* Set exercise
Without skipping anything, write out each record below exactly.

== Input material

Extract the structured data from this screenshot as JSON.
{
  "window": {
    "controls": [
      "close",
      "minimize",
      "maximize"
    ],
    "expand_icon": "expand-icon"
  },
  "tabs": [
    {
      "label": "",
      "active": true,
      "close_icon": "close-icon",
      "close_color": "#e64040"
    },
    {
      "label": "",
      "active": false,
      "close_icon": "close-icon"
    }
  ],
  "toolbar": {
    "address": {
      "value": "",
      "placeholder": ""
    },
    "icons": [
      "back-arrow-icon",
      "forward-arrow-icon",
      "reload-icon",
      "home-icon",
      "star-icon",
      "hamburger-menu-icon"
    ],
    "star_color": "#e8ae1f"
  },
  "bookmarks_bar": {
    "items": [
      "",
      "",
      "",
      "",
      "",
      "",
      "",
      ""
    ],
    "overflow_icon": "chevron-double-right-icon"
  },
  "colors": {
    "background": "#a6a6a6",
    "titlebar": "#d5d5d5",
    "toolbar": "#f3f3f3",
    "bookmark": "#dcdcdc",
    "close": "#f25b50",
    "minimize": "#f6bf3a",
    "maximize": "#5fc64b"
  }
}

====

* Reply to the task
Extract the structured data from this screenshot as JSON.
{
  "window": {
    "controls": [
      "close",
      "minimize",
      "maximize"
    ],
    "expand_icon": "expand-icon"
  },
  "tabs": [
    {
      "label": "",
      "active": true,
      "close_icon": "close-icon",
      "close_color": "#e64040"
    },
    {
      "label": "",
      "active": false,
      "close_icon": "close-icon"
    }
  ],
  "toolbar": {
    "address": {
      "value": "",
      "placeholder": ""
    },
    "icons": [
      "back-arrow-icon",
      "forward-arrow-icon",
      "reload-icon",
      "home-icon",
      "star-icon",
      "hamburger-menu-icon"
    ],
    "star_color": "#e8ae1f"
  },
  "bookmarks_bar": {
    "items": [
      "",
      "",
      "",
      "",
      "",
      "",
      "",
      ""
    ],
    "overflow_icon": "chevron-double-right-icon"
  },
  "colors": {
    "background": "#a6a6a6",
    "titlebar": "#d5d5d5",
    "toolbar": "#f3f3f3",
    "bookmark": "#dcdcdc",
    "close": "#f25b50",
    "minimize": "#f6bf3a",
    "maximize": "#5fc64b"
  }
}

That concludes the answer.